TRECHO DO TEXTO:
┄┄┄┄┄┄┄┄┄┄

Do livro “Dons do Espírito Santo” da autoria de D. Luís M. Martinez -  Arcebispo Primaz do México – Apresentação: Pe. Haroldo J. Rahm. SJ. Edições Paulina 1976. 
Estas nove (9) páginas riquíssimas do Amor de Deus , que colocamos no blog “Poço de Jacó”:

- Noções Gerais – Dom do Temor de Deus – Dom de Fortaleza – Dom de Piedade – Dons Intelectuais – Dom do Conselho – Dom da Ciência – Dom do Entendimento – e Dom da Sabedoria. 

sábado, 13 de julho de 2013

Espírito Santo - Dom do Entendimento


                                             Dom do Entendimento


    Há palavras felizes que exprimem com admirável acerto o que significam que são se não a definição da coisa significada, pelo menos a expressão exata dela. Tal é a palavra entender, em latim intellegere, intus legere –, que significa ler interiormente, penetrar. E realmente isso é entender, penetrar no interior das coisas.
   Na ordem natural, entendemos quando no interior do sensível captamos, por assim dizer, o abstrato, o imaterial. E na ordem sobrenatural, também entender é penetrar nas verdades sobrenaturais.

┄┄┄┄┄┄┄┄┄┄

DADOS FORNECIDOS:
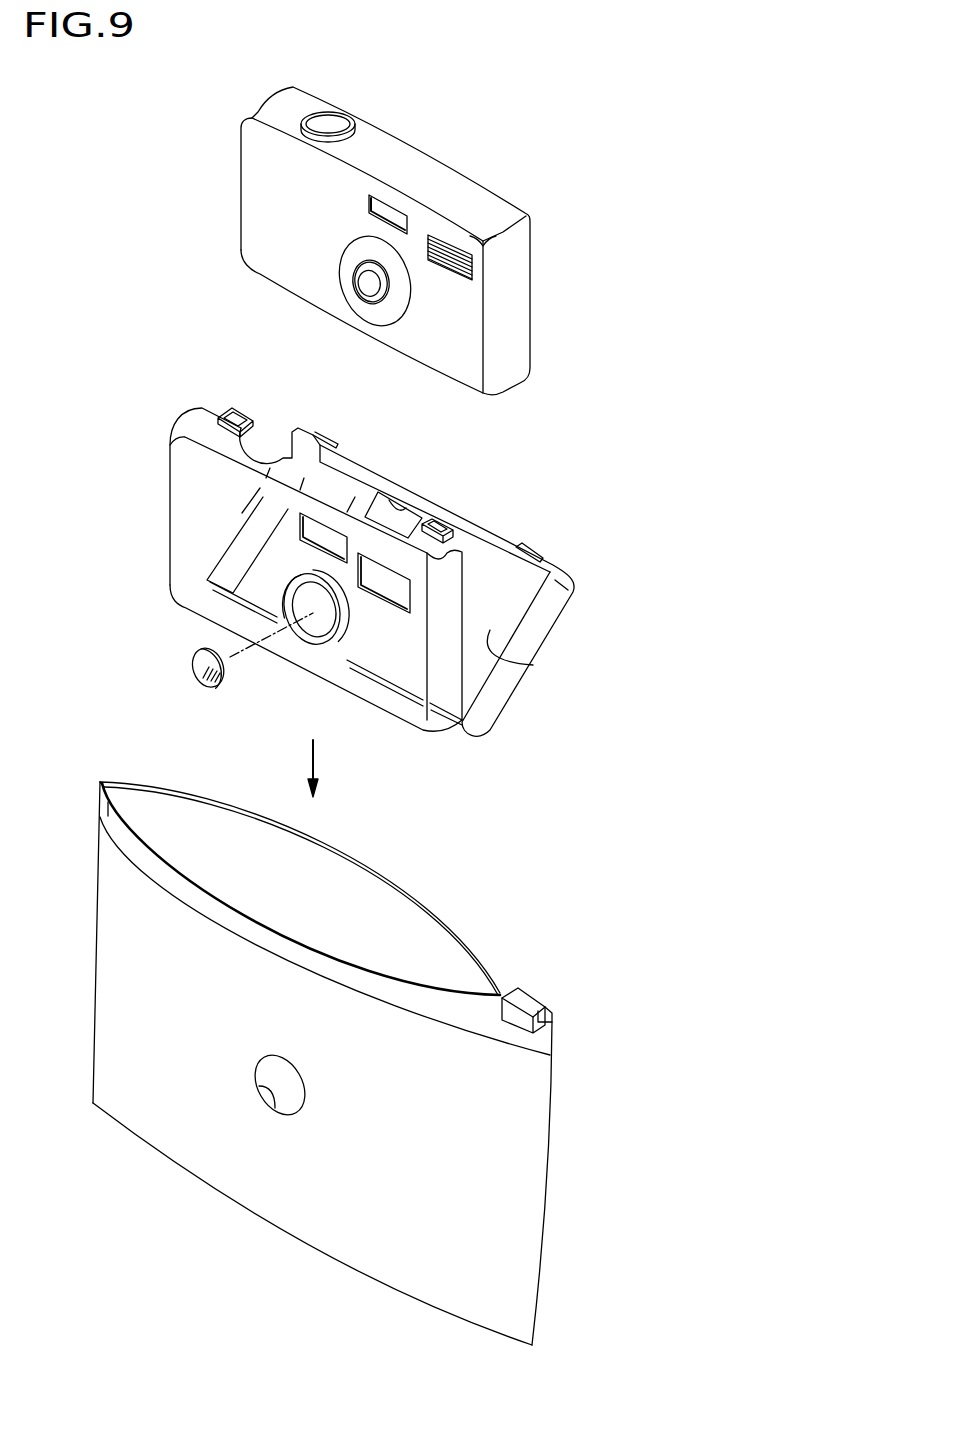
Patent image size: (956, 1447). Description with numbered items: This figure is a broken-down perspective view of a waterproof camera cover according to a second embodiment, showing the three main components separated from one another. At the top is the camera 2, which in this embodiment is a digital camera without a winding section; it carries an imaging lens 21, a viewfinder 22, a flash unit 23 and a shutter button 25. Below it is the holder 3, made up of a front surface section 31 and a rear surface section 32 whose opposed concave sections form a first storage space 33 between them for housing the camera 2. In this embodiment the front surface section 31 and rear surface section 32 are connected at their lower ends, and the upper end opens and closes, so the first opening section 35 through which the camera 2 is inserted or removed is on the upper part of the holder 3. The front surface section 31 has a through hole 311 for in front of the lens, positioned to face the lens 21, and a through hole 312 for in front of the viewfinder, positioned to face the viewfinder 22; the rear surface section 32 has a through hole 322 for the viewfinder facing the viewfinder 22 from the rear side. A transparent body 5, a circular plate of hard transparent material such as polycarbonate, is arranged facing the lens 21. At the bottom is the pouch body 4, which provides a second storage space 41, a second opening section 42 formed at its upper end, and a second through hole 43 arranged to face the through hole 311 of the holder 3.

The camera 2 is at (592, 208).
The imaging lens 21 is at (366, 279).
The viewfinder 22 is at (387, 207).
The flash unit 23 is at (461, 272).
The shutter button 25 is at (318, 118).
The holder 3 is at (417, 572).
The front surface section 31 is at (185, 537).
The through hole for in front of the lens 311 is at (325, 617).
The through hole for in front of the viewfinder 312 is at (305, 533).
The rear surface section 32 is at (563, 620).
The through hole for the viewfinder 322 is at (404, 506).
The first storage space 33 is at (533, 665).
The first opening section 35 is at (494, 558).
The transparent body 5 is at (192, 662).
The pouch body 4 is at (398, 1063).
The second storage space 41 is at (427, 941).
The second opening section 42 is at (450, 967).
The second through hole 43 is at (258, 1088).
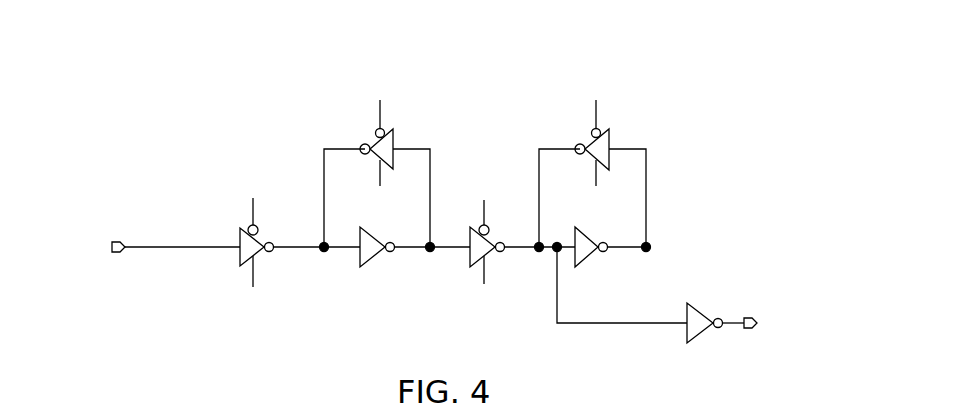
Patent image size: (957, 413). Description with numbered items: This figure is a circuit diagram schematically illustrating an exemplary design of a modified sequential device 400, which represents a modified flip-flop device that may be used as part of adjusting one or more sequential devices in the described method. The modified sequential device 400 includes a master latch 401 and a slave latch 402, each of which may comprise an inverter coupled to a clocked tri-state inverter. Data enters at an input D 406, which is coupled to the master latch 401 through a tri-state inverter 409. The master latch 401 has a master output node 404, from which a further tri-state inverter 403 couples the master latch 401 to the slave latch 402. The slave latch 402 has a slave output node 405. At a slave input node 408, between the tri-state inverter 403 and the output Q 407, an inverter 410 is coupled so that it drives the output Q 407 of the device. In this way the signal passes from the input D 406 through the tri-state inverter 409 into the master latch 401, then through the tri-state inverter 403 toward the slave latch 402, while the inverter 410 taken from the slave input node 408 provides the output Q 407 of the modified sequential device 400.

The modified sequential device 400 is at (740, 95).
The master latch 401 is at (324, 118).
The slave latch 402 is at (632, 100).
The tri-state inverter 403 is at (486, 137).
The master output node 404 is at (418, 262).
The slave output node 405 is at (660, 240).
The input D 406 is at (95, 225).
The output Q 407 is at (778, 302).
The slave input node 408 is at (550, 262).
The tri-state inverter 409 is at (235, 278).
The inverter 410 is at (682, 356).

┄┄┄┄┄┄┄┄┄┄

TAREFA PEDIDA: Diga se cada afirmação concorda com o trecho sobre o Dom do Entendimento, respondendo sim ou não e citando as palavras do trecho que decidem: (a) a palavra latina para "entender" é "intellegere"; (b) o livro citado saiu pelas Edições Paulina em 1976; (c) foram colocadas doze páginas do livro no blog "Poço de Jacó".

RESPOSTA:
(a) Sim: "Tal é a palavra entender, em latim intellegere".
(b) Sim: "Edições Paulina 1976".
(c) Não: "Estas nove (9) páginas riquíssimas do Amor de Deus , que colocamos no blog “Poço de Jacó”".